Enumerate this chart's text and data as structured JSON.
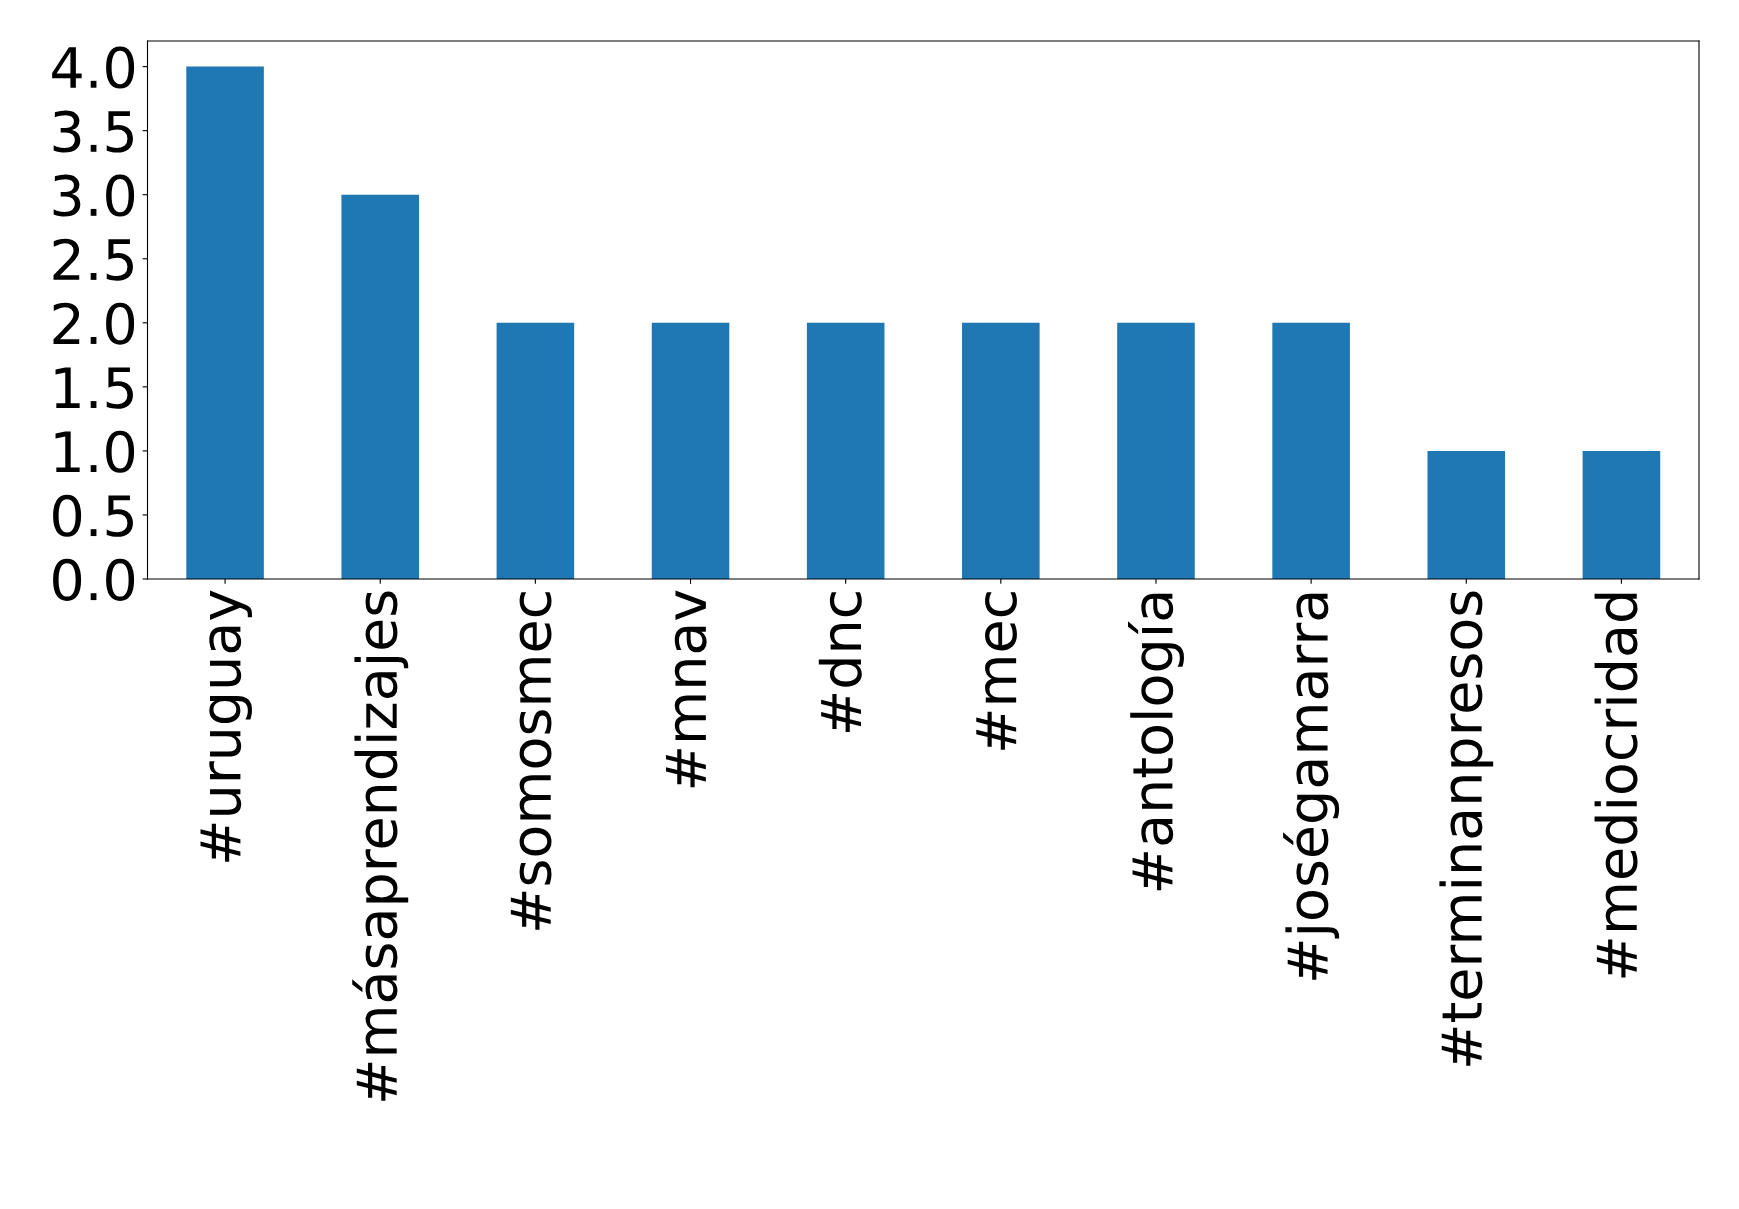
{
  "chart_data": {
    "type": "bar",
    "categories": [
      "#uruguay",
      "#másaprendizajes",
      "#somosmec",
      "#mnav",
      "#dnc",
      "#mec",
      "#antología",
      "#joségamarra",
      "#terminanpresos",
      "#mediocridad"
    ],
    "values": [
      4,
      3,
      2,
      2,
      2,
      2,
      2,
      2,
      1,
      1
    ],
    "color": "#1f77b4",
    "ylim": [
      0,
      4.2
    ],
    "yticks": [
      {
        "value": 0,
        "label": "0.0"
      },
      {
        "value": 0.5,
        "label": "0.5"
      },
      {
        "value": 1,
        "label": "1.0"
      },
      {
        "value": 1.5,
        "label": "1.5"
      },
      {
        "value": 2,
        "label": "2.0"
      },
      {
        "value": 2.5,
        "label": "2.5"
      },
      {
        "value": 3,
        "label": "3.0"
      },
      {
        "value": 3.5,
        "label": "3.5"
      },
      {
        "value": 4,
        "label": "4.0"
      }
    ],
    "grid": false,
    "legend": false
  }
}
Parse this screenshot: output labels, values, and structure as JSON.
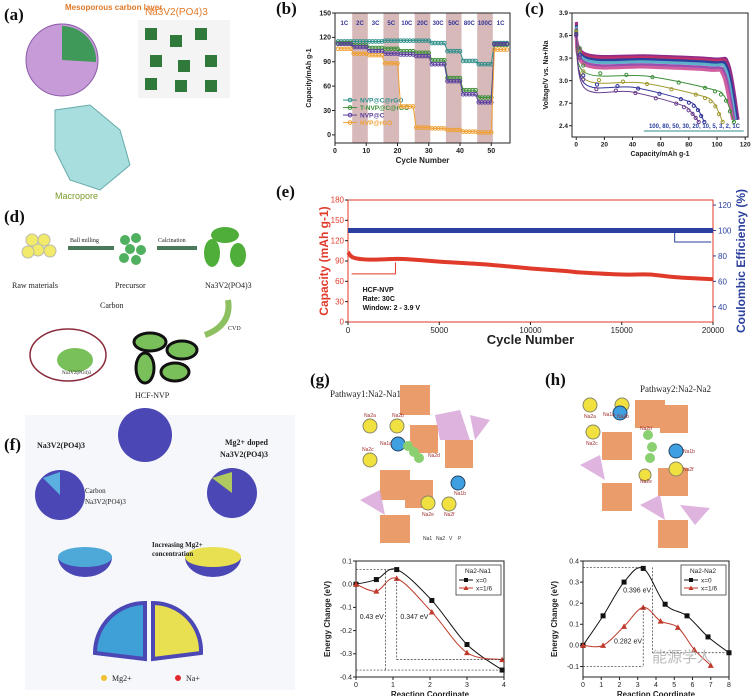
{
  "panels": {
    "a": {
      "label": "(a)",
      "carbon_layer": "Mesoporous carbon layer",
      "formula": "Na3V2(PO4)3",
      "macropore": "Macropore"
    },
    "d": {
      "label": "(d)",
      "raw": "Raw materials",
      "ball_milling": "Ball milling",
      "precursor": "Precursor",
      "calcination": "Calcination",
      "product": "Na3V2(PO4)3",
      "cvd": "CVD",
      "carbon": "Carbon",
      "inset_formula": "Na3V2(PO4)3",
      "result": "HCF-NVP"
    },
    "f": {
      "label": "(f)",
      "left_title": "Na3V2(PO4)3",
      "right_title_1": "Mg2+ doped",
      "right_title_2": "Na3V2(PO4)3",
      "carbon": "Carbon",
      "core": "Na3V2(PO4)3",
      "gradient": "Increasing Mg2+",
      "gradient_2": "concentration",
      "legend_mg": "Mg2+",
      "legend_na": "Na+"
    },
    "g": {
      "label": "(g)",
      "title": "Pathway1:Na2-Na1",
      "sites": [
        "Na2a",
        "Na2b",
        "Na1a",
        "Na2c",
        "Na2d",
        "Na1b",
        "Na2e",
        "Na2f"
      ],
      "legend": [
        "Na1",
        "Na2",
        "V",
        "P"
      ]
    },
    "h": {
      "label": "(h)",
      "title": "Pathway2:Na2-Na2",
      "sites": [
        "Na2a",
        "Na2b",
        "Na1a",
        "Na2c",
        "Na2d",
        "Na1b",
        "Na2f",
        "Na2e"
      ]
    },
    "b": {
      "label": "(b)"
    },
    "c": {
      "label": "(c)"
    },
    "e": {
      "label": "(e)"
    }
  },
  "watermark": "能源学人",
  "colors": {
    "teal": "#2f8f8a",
    "green": "#3f8f3a",
    "purple": "#5b3f9e",
    "orange": "#f0a032",
    "band": "#c9a2a2",
    "red": "#e03a2a",
    "blue": "#2a3f9e",
    "black": "#111111",
    "redTri": "#c0392b"
  },
  "chart_data": [
    {
      "id": "b",
      "type": "line",
      "xlabel": "Cycle Number",
      "ylabel": "Capacity/mAh g-1",
      "xlim": [
        0,
        56
      ],
      "ylim": [
        -10,
        150
      ],
      "xticks": [
        0,
        10,
        20,
        30,
        40,
        50
      ],
      "yticks": [
        0,
        30,
        60,
        90,
        120,
        150
      ],
      "rates": [
        "1C",
        "2C",
        "3C",
        "5C",
        "10C",
        "20C",
        "30C",
        "50C",
        "80C",
        "100C",
        "1C"
      ],
      "cycles_per_rate": 5,
      "shaded_rates": [
        1,
        3,
        5,
        7,
        9
      ],
      "legend_position": "bottom-left",
      "series": [
        {
          "name": "NVP@C@rGO",
          "color": "#2f8f8a",
          "values": [
            115,
            115,
            115,
            116,
            116,
            116,
            113,
            103,
            91,
            87,
            113
          ]
        },
        {
          "name": "T-NVP@C@rGO",
          "color": "#3f8f3a",
          "values": [
            113,
            110,
            107,
            106,
            103,
            101,
            92,
            70,
            55,
            46,
            111
          ]
        },
        {
          "name": "NVP@C",
          "color": "#5b3f9e",
          "values": [
            112,
            108,
            103,
            100,
            99,
            97,
            87,
            66,
            50,
            40,
            112
          ]
        },
        {
          "name": "NVP@rGO",
          "color": "#f0a032",
          "values": [
            106,
            100,
            98,
            88,
            35,
            9,
            8,
            6,
            4,
            3,
            105
          ]
        }
      ]
    },
    {
      "id": "c",
      "type": "line",
      "xlabel": "Capacity/mAh g-1",
      "ylabel": "Voltage/V vs. Na+/Na",
      "xlim": [
        -3,
        122
      ],
      "ylim": [
        2.25,
        3.9
      ],
      "xticks": [
        0,
        20,
        40,
        60,
        80,
        100,
        120
      ],
      "yticks": [
        2.4,
        2.7,
        3.0,
        3.3,
        3.6,
        3.9
      ],
      "annotation": "100, 80, 50, 30, 20, 10, 5, 3, 2, 1C",
      "series": [
        {
          "color": "#8e2c8a",
          "plateau": 3.34,
          "capacity": 115
        },
        {
          "color": "#c0306a",
          "plateau": 3.32,
          "capacity": 114
        },
        {
          "color": "#2a3f9e",
          "plateau": 3.29,
          "capacity": 114
        },
        {
          "color": "#5fb0c8",
          "plateau": 3.26,
          "capacity": 113
        },
        {
          "color": "#9a4fb0",
          "plateau": 3.22,
          "capacity": 112
        },
        {
          "color": "#d05fa0",
          "plateau": 3.19,
          "capacity": 111
        },
        {
          "color": "#3f8f3a",
          "plateau": 3.09,
          "capacity": 112
        },
        {
          "color": "#a09a30",
          "plateau": 3.0,
          "capacity": 104
        },
        {
          "color": "#333399",
          "plateau": 2.94,
          "capacity": 91
        },
        {
          "color": "#6a3f8e",
          "plateau": 2.88,
          "capacity": 87
        }
      ]
    },
    {
      "id": "e",
      "type": "line",
      "xlabel": "Cycle Number",
      "ylabel": "Capacity (mAh g-1)",
      "ylabel_right": "Coulombic Efficiency (%)",
      "xlim": [
        0,
        20000
      ],
      "ylim": [
        0,
        180
      ],
      "ylim_right": [
        28,
        124
      ],
      "xticks": [
        0,
        5000,
        10000,
        15000,
        20000
      ],
      "yticks": [
        0,
        30,
        60,
        90,
        120,
        150,
        180
      ],
      "yticks_right": [
        40,
        60,
        80,
        100,
        120
      ],
      "annotation": [
        "HCF-NVP",
        "Rate: 30C",
        "Window: 2 - 3.9 V"
      ],
      "series": [
        {
          "axis": "left",
          "color": "#e03a2a",
          "points": [
            [
              0,
              103
            ],
            [
              300,
              95
            ],
            [
              1200,
              92
            ],
            [
              3000,
              93
            ],
            [
              5000,
              89
            ],
            [
              7500,
              85
            ],
            [
              10000,
              79
            ],
            [
              12000,
              75
            ],
            [
              12800,
              73
            ],
            [
              15000,
              70
            ],
            [
              16500,
              70
            ],
            [
              18000,
              66
            ],
            [
              20000,
              63
            ]
          ]
        },
        {
          "axis": "right",
          "color": "#2a3f9e",
          "points": [
            [
              0,
              100
            ],
            [
              20000,
              100
            ]
          ]
        }
      ]
    },
    {
      "id": "g",
      "type": "line",
      "xlabel": "Reaction Coordinate",
      "ylabel": "Energy Change (eV)",
      "xlim": [
        0,
        4
      ],
      "ylim": [
        -0.4,
        0.1
      ],
      "xticks": [
        0,
        1,
        2,
        3,
        4
      ],
      "yticks": [
        -0.4,
        -0.3,
        -0.2,
        -0.1,
        0.0,
        0.1
      ],
      "legend_title": "Na2-Na1",
      "legend_position": "top-right",
      "annotations": [
        "0.43 eV",
        "0.347 eV"
      ],
      "series": [
        {
          "name": "x=0",
          "color": "#111111",
          "marker": "square",
          "points": [
            [
              0,
              0
            ],
            [
              0.55,
              0.02
            ],
            [
              1.1,
              0.063
            ],
            [
              2.05,
              -0.07
            ],
            [
              3,
              -0.26
            ],
            [
              3.95,
              -0.37
            ]
          ]
        },
        {
          "name": "x=1/6",
          "color": "#c0392b",
          "marker": "triangle",
          "points": [
            [
              0,
              0
            ],
            [
              0.55,
              -0.03
            ],
            [
              1.1,
              0.025
            ],
            [
              2.05,
              -0.12
            ],
            [
              3,
              -0.295
            ],
            [
              3.95,
              -0.325
            ]
          ]
        }
      ]
    },
    {
      "id": "h",
      "type": "line",
      "xlabel": "Reaction Coordinate",
      "ylabel": "Energy Change (eV)",
      "xlim": [
        0,
        8
      ],
      "ylim": [
        -0.15,
        0.4
      ],
      "xticks": [
        0,
        1,
        2,
        3,
        4,
        5,
        6,
        7,
        8
      ],
      "yticks": [
        -0.1,
        0.0,
        0.1,
        0.2,
        0.3,
        0.4
      ],
      "legend_title": "Na2-Na2",
      "legend_position": "top-right",
      "annotations": [
        "0.396 eV",
        "0.282 eV"
      ],
      "series": [
        {
          "name": "x=0",
          "color": "#111111",
          "marker": "square",
          "points": [
            [
              0,
              0
            ],
            [
              1.1,
              0.14
            ],
            [
              2.25,
              0.3
            ],
            [
              3.3,
              0.365
            ],
            [
              4.5,
              0.195
            ],
            [
              5.7,
              0.14
            ],
            [
              6.85,
              0.04
            ],
            [
              8,
              -0.035
            ]
          ]
        },
        {
          "name": "x=1/6",
          "color": "#c0392b",
          "marker": "triangle",
          "points": [
            [
              0,
              0
            ],
            [
              1.1,
              0
            ],
            [
              2.25,
              0.09
            ],
            [
              3.3,
              0.18
            ],
            [
              4.25,
              0.115
            ],
            [
              5.2,
              0.085
            ],
            [
              6.1,
              -0.02
            ],
            [
              7,
              -0.095
            ]
          ]
        }
      ]
    }
  ]
}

▸ What the task asks: Extract each line holding the string "this".

▸ In response:
Enumerate this chart's text and data as structured JSON.
Parse this screenshot: output labels, values, and structure as JSON.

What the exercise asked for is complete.